__指示文__
行の先頭から「x-tick-label: 20: [307, 425, 317, 435]」を含む行までを、最初と最後の行も含めて一字一句違えずに写してもらえますか？

__データ抜粋__

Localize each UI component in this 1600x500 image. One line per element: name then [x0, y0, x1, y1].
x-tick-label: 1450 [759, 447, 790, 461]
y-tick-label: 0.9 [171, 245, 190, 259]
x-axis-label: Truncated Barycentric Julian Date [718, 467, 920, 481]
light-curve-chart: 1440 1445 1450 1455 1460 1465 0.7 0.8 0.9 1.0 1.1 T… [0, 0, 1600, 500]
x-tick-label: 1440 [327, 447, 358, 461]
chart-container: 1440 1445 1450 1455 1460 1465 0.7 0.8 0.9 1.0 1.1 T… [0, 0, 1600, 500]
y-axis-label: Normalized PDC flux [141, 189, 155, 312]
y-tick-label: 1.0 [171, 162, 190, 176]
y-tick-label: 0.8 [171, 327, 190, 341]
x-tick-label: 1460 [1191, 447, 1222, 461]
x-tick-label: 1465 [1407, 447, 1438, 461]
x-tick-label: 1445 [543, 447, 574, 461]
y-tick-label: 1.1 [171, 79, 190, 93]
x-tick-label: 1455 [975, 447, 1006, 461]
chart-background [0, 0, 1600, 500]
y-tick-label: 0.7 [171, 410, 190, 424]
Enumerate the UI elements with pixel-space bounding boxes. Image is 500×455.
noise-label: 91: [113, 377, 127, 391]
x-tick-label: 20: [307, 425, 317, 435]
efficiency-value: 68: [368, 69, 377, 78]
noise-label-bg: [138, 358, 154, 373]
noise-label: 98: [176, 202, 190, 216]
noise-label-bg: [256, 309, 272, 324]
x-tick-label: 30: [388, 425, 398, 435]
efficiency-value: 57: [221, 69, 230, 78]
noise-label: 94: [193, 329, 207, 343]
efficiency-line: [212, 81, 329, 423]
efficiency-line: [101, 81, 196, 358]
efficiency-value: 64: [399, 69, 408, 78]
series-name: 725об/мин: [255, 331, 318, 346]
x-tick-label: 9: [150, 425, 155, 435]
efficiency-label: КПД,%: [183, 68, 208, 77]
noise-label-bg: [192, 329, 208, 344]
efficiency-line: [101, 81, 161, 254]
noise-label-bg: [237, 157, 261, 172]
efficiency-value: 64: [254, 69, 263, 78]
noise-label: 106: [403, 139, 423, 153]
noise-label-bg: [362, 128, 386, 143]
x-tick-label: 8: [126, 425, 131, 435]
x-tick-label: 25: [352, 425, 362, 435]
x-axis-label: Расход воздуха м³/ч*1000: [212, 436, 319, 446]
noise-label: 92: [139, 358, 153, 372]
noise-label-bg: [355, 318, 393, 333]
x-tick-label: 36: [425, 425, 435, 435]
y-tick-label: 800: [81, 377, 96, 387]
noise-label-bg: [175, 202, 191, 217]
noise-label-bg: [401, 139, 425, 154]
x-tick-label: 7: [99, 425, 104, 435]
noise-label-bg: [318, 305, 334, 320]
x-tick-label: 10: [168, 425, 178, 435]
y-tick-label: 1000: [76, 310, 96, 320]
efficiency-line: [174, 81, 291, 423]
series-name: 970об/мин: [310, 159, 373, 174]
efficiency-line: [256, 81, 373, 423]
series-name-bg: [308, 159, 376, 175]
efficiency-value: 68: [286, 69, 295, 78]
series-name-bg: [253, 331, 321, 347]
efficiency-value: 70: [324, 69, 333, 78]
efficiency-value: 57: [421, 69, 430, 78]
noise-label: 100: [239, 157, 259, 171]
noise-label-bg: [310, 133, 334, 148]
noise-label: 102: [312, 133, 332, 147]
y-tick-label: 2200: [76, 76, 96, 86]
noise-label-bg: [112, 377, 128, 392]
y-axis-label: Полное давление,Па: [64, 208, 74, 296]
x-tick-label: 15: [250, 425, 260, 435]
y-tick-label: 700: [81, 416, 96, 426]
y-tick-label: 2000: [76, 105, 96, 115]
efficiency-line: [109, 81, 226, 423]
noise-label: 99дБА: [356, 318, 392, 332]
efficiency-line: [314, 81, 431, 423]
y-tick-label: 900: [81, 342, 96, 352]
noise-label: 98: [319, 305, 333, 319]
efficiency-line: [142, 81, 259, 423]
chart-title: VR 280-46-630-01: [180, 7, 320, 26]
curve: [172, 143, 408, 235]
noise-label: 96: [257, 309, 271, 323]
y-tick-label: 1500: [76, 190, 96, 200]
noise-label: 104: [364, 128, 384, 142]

__想定解答__
Localize each UI component in this 1600x500 image. One line per element: name then [x0, y0, x1, y1].
x-tick-label: 1450 [759, 447, 790, 461]
y-tick-label: 0.9 [171, 245, 190, 259]
x-axis-label: Truncated Barycentric Julian Date [718, 467, 920, 481]
light-curve-chart: 1440 1445 1450 1455 1460 1465 0.7 0.8 0.9 1.0 1.1 T… [0, 0, 1600, 500]
x-tick-label: 1440 [327, 447, 358, 461]
chart-container: 1440 1445 1450 1455 1460 1465 0.7 0.8 0.9 1.0 1.1 T… [0, 0, 1600, 500]
y-axis-label: Normalized PDC flux [141, 189, 155, 312]
y-tick-label: 1.0 [171, 162, 190, 176]
y-tick-label: 0.8 [171, 327, 190, 341]
x-tick-label: 1460 [1191, 447, 1222, 461]
x-tick-label: 1465 [1407, 447, 1438, 461]
x-tick-label: 1445 [543, 447, 574, 461]
y-tick-label: 1.1 [171, 79, 190, 93]
x-tick-label: 1455 [975, 447, 1006, 461]
chart-background [0, 0, 1600, 500]
y-tick-label: 0.7 [171, 410, 190, 424]
Enumerate the UI elements with pixel-space bounding boxes. Image is 500×455.
noise-label: 91: [113, 377, 127, 391]
x-tick-label: 20: [307, 425, 317, 435]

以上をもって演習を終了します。